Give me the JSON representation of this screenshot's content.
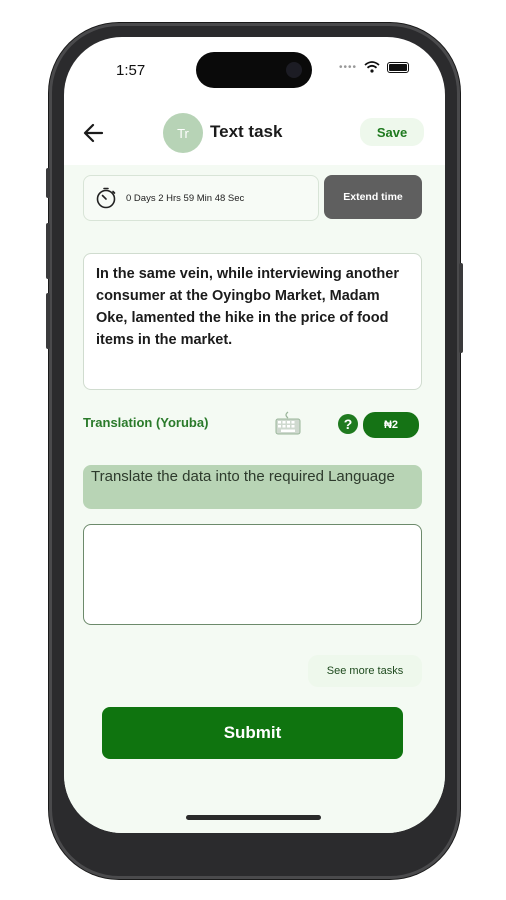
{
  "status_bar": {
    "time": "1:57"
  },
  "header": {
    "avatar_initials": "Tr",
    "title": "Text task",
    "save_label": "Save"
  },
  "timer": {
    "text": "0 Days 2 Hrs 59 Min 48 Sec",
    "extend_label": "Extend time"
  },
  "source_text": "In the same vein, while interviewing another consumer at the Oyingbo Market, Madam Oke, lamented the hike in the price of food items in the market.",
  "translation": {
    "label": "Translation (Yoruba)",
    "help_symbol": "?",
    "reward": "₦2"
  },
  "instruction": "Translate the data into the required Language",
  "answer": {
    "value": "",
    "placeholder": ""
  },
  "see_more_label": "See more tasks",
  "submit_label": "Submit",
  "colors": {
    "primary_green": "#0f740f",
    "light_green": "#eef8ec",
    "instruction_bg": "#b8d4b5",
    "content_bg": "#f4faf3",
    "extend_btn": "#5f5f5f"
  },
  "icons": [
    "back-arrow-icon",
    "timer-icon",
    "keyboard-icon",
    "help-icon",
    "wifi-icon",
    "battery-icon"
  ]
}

····················

▶ AIM
Write out the records above once more, word for word, with no pictures.

▶ SOLUTION TO THE PROBLEM
Give me the JSON representation of this screenshot's content.
{
  "status_bar": {
    "time": "1:57"
  },
  "header": {
    "avatar_initials": "Tr",
    "title": "Text task",
    "save_label": "Save"
  },
  "timer": {
    "text": "0 Days 2 Hrs 59 Min 48 Sec",
    "extend_label": "Extend time"
  },
  "source_text": "In the same vein, while interviewing another consumer at the Oyingbo Market, Madam Oke, lamented the hike in the price of food items in the market.",
  "translation": {
    "label": "Translation (Yoruba)",
    "help_symbol": "?",
    "reward": "₦2"
  },
  "instruction": "Translate the data into the required Language",
  "answer": {
    "value": "",
    "placeholder": ""
  },
  "see_more_label": "See more tasks",
  "submit_label": "Submit",
  "colors": {
    "primary_green": "#0f740f",
    "light_green": "#eef8ec",
    "instruction_bg": "#b8d4b5",
    "content_bg": "#f4faf3",
    "extend_btn": "#5f5f5f"
  },
  "icons": [
    "back-arrow-icon",
    "timer-icon",
    "keyboard-icon",
    "help-icon",
    "wifi-icon",
    "battery-icon"
  ]
}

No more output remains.